> [Records from a collection]
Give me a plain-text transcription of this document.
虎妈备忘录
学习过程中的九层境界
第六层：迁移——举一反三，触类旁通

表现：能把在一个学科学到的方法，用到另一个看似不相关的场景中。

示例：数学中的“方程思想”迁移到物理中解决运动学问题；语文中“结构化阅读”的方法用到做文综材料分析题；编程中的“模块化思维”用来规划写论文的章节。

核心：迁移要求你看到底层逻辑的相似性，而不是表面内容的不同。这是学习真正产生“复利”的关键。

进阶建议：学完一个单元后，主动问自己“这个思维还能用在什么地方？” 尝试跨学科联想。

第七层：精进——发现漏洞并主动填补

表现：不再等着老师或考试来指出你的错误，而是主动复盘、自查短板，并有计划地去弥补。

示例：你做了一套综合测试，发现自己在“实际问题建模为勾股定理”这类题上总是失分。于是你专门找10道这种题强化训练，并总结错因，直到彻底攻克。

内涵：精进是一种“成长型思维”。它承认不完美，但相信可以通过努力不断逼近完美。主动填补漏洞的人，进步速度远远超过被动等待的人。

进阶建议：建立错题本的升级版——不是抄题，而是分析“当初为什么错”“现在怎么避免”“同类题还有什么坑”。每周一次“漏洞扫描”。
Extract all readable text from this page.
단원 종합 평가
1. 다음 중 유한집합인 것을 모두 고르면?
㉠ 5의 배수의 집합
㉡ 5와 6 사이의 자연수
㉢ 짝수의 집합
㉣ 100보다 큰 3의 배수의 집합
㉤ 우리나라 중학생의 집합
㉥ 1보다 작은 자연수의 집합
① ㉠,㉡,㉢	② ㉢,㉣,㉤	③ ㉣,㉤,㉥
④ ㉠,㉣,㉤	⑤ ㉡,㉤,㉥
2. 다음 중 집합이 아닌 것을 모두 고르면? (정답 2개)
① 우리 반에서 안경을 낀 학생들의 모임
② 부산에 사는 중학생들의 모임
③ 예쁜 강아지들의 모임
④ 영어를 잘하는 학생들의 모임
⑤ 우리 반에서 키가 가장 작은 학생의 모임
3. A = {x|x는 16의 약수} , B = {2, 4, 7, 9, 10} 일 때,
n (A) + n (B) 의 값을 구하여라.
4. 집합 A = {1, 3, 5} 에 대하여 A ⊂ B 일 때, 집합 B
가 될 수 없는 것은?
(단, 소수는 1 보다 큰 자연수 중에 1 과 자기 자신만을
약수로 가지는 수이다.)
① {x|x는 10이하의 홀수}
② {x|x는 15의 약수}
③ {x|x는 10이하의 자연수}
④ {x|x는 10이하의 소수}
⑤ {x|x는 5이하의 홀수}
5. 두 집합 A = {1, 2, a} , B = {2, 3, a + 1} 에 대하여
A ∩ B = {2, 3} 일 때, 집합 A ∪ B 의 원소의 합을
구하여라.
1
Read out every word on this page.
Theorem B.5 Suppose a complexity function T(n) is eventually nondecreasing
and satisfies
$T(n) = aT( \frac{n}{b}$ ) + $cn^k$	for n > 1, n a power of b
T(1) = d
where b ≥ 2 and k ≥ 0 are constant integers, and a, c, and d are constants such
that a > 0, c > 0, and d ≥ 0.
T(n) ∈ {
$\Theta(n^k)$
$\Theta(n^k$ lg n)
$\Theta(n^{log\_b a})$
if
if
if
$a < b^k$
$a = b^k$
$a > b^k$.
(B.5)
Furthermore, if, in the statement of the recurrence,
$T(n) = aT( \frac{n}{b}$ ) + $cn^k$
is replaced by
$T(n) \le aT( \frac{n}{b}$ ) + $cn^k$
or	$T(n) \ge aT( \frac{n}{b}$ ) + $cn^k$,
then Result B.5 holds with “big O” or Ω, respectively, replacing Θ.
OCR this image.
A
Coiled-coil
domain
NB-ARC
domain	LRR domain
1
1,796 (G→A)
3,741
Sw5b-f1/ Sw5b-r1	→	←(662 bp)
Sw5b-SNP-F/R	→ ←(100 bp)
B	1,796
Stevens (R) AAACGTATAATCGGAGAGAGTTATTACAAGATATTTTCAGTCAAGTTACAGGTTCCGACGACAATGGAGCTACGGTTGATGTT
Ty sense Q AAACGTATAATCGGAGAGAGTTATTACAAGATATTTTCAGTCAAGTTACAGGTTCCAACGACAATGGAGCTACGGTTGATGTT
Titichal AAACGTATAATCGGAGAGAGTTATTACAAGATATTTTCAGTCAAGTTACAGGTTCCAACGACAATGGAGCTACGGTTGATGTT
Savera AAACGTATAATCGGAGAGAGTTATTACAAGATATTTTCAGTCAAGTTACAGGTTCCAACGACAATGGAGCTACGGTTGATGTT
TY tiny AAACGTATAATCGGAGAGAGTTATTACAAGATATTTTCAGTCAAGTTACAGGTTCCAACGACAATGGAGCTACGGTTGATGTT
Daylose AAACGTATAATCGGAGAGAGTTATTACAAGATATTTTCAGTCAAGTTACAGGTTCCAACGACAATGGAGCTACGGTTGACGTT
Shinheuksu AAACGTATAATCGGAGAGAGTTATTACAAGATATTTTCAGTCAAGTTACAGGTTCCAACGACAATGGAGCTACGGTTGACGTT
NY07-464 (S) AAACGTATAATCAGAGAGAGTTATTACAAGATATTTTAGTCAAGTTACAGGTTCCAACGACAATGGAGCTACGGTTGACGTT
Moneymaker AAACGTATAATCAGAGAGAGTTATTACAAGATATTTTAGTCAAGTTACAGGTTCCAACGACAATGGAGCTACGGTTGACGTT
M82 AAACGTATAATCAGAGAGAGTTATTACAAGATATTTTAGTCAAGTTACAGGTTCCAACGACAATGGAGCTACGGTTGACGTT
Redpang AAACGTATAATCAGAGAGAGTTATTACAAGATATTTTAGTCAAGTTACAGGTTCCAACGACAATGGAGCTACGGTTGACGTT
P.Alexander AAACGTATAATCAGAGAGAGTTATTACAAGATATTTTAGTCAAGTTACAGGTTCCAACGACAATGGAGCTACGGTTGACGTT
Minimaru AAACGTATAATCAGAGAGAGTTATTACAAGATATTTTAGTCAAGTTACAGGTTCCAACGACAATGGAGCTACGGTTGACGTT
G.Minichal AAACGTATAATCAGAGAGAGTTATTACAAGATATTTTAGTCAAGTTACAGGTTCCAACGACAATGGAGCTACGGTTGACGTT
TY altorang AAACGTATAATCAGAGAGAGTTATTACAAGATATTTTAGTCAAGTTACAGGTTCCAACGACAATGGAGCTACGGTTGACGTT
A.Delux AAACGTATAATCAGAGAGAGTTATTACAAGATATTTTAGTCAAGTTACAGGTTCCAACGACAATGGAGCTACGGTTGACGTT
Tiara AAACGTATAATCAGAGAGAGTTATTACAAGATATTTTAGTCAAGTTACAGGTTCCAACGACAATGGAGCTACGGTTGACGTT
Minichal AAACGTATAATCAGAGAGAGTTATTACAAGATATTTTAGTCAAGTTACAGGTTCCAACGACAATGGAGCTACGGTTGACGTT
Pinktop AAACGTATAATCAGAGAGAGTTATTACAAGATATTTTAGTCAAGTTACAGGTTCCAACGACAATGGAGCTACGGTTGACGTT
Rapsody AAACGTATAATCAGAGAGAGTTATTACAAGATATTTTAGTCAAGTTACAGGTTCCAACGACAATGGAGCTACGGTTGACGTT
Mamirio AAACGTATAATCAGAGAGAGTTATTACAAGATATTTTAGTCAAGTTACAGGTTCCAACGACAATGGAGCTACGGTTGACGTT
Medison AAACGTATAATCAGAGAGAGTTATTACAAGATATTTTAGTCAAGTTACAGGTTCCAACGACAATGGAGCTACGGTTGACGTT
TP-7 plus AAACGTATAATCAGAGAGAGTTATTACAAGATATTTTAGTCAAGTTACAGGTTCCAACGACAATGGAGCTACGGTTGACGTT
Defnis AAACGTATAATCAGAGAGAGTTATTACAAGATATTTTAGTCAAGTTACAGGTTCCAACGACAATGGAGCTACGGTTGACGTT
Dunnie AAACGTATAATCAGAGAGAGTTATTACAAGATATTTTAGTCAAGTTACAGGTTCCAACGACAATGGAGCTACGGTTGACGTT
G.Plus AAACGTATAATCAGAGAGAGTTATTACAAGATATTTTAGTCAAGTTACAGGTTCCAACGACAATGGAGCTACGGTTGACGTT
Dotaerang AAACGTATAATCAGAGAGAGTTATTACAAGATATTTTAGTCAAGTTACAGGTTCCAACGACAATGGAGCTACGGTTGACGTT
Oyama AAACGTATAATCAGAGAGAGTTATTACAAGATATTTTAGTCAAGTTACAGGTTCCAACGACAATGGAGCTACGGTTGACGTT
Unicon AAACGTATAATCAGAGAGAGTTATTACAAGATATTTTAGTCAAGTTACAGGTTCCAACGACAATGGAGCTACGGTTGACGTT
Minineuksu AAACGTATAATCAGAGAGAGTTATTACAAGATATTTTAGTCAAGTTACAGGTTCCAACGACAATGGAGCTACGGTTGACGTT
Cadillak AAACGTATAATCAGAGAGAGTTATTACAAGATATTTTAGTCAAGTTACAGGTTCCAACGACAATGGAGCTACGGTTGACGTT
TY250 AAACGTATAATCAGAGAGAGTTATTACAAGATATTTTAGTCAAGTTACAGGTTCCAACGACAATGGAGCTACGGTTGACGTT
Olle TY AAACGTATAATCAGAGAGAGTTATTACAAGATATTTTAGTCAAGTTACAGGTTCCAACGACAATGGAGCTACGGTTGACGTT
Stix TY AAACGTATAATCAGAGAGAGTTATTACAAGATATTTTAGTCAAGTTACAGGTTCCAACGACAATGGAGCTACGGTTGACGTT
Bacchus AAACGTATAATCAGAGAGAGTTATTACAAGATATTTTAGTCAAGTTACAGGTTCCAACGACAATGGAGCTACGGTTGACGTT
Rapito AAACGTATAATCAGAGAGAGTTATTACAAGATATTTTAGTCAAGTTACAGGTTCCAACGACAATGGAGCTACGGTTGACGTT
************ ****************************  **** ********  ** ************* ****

> [Task objective]
Only lines with the word "this" should be collected from the material.

> [Task response]
Give me a plain-text transcription of this document.
Extract all readable text from this page.
Read out every word on this page.
OCR this image.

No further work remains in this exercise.